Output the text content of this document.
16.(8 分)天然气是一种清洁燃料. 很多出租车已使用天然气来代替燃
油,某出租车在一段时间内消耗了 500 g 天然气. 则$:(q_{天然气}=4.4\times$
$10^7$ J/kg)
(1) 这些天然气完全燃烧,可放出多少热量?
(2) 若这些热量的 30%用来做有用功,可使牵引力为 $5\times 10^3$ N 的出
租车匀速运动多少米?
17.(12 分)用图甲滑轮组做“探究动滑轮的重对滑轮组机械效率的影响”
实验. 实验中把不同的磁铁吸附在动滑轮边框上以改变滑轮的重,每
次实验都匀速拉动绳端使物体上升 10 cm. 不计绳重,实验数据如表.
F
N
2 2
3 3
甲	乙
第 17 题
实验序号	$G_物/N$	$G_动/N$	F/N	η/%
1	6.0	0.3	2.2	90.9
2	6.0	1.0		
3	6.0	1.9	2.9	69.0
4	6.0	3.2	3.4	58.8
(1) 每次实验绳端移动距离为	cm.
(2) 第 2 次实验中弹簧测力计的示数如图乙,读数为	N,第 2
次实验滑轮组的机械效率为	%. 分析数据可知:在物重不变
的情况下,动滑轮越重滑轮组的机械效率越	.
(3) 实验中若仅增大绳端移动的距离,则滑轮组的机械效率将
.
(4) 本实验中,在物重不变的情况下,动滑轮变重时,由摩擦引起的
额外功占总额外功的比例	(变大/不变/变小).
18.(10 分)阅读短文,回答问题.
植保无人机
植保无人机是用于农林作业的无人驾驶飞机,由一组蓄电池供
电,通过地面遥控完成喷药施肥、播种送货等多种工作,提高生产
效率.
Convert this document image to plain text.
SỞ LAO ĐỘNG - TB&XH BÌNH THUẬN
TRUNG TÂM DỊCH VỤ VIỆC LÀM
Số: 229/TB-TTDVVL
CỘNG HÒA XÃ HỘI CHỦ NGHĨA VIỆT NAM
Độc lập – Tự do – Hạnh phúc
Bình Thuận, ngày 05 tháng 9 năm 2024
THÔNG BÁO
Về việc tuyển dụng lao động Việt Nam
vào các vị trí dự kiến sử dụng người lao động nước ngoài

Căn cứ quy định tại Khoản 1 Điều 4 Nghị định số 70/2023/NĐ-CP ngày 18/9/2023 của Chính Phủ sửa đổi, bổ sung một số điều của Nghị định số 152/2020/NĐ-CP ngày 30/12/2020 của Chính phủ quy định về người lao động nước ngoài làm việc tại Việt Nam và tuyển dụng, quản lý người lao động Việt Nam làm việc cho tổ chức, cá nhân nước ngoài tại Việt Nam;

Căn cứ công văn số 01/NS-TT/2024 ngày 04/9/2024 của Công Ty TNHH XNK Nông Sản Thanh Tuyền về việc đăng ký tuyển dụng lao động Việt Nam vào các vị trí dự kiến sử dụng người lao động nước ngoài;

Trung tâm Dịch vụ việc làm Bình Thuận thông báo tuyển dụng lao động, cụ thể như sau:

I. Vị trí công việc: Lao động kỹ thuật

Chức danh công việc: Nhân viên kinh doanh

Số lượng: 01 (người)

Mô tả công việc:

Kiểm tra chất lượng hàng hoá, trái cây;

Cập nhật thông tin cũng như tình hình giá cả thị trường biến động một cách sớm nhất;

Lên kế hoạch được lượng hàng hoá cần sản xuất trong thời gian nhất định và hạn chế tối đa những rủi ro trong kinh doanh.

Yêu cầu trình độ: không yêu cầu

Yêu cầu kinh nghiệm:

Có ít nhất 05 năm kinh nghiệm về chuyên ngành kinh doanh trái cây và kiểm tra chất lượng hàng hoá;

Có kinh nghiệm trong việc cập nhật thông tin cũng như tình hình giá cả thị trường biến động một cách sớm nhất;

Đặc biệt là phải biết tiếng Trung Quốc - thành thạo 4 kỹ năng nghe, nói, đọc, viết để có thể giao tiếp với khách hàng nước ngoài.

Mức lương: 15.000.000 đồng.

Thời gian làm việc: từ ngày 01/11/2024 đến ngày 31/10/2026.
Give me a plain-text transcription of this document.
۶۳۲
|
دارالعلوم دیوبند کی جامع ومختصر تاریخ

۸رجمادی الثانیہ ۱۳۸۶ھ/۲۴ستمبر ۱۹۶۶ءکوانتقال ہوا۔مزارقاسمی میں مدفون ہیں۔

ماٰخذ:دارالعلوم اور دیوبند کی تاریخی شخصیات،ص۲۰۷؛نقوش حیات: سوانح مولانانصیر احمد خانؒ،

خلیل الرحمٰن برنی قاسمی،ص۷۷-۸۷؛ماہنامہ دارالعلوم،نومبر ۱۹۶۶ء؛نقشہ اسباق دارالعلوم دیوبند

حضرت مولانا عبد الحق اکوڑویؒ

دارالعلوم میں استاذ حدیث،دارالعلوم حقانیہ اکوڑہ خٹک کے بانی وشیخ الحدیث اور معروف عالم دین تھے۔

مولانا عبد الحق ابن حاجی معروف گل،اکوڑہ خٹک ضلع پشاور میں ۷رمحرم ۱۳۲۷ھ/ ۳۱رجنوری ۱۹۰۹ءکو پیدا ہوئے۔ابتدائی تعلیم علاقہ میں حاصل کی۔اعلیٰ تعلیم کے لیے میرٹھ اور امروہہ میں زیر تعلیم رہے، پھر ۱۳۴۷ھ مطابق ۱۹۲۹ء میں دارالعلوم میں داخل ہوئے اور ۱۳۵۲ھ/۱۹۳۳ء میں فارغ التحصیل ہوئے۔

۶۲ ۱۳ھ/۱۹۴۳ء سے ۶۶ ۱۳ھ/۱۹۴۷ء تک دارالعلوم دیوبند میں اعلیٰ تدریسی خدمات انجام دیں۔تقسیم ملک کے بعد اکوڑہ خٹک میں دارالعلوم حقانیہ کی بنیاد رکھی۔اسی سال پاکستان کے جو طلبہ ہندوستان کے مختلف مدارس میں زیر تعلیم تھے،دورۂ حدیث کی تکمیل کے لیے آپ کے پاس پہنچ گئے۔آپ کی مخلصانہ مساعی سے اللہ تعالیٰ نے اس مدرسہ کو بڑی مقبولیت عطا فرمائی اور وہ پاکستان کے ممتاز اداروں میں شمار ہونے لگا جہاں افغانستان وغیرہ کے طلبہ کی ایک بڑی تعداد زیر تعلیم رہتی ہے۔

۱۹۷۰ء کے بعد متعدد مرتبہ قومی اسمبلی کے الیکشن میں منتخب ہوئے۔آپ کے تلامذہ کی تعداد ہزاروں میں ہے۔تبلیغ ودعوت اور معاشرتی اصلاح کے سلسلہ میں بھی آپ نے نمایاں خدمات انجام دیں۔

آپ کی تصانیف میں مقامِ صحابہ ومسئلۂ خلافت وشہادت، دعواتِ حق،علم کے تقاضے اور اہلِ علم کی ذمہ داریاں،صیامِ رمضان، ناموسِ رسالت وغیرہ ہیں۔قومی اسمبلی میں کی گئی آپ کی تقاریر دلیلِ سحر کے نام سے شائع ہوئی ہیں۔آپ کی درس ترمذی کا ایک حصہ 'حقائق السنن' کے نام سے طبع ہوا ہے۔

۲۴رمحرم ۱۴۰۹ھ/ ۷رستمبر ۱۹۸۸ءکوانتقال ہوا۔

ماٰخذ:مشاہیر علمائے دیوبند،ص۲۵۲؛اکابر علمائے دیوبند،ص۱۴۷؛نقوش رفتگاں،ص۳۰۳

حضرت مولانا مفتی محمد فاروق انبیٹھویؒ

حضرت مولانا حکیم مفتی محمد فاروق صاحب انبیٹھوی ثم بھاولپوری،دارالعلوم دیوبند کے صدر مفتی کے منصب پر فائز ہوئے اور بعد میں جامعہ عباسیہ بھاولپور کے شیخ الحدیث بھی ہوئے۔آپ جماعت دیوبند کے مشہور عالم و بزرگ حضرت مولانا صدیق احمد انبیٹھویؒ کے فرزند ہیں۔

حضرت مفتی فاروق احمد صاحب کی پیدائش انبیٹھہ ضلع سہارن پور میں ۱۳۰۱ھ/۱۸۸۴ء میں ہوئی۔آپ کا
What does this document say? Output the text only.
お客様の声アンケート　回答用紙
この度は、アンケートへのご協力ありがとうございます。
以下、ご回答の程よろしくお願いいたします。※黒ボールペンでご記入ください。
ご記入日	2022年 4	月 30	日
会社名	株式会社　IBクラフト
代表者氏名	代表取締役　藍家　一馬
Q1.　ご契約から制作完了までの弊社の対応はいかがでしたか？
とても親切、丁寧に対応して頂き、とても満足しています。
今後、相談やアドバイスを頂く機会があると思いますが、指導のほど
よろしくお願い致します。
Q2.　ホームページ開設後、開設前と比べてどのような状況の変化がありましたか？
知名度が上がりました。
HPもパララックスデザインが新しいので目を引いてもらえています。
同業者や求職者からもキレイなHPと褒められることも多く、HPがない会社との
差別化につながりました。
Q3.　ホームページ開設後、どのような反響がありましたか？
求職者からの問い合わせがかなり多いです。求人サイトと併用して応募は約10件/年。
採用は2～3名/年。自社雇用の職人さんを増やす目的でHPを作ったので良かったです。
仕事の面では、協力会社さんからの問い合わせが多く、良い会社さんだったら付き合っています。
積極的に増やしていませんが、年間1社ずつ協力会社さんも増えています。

# [Problem requirements]
Return every line holding the word "nước" from the records.

# [The solution]
vào các vị trí dự kiến sử dụng người lao động nước ngoài
Căn cứ quy định tại Khoản 1 Điều 4 Nghị định số 70/2023/NĐ-CP ngày 18/9/2023 của Chính Phủ sửa đổi, bổ sung một số điều của Nghị định số 152/2020/NĐ-CP ngày 30/12/2020 của Chính phủ quy định về người lao động nước ngoài làm việc tại Việt Nam và tuyển dụng, quản lý người lao động Việt Nam làm việc cho tổ chức, cá nhân nước ngoài tại Việt Nam;
Căn cứ công văn số 01/NS-TT/2024 ngày 04/9/2024 của Công Ty TNHH XNK Nông Sản Thanh Tuyền về việc đăng ký tuyển dụng lao động Việt Nam vào các vị trí dự kiến sử dụng người lao động nước ngoài;
Đặc biệt là phải biết tiếng Trung Quốc - thành thạo 4 kỹ năng nghe, nói, đọc, viết để có thể giao tiếp với khách hàng nước ngoài.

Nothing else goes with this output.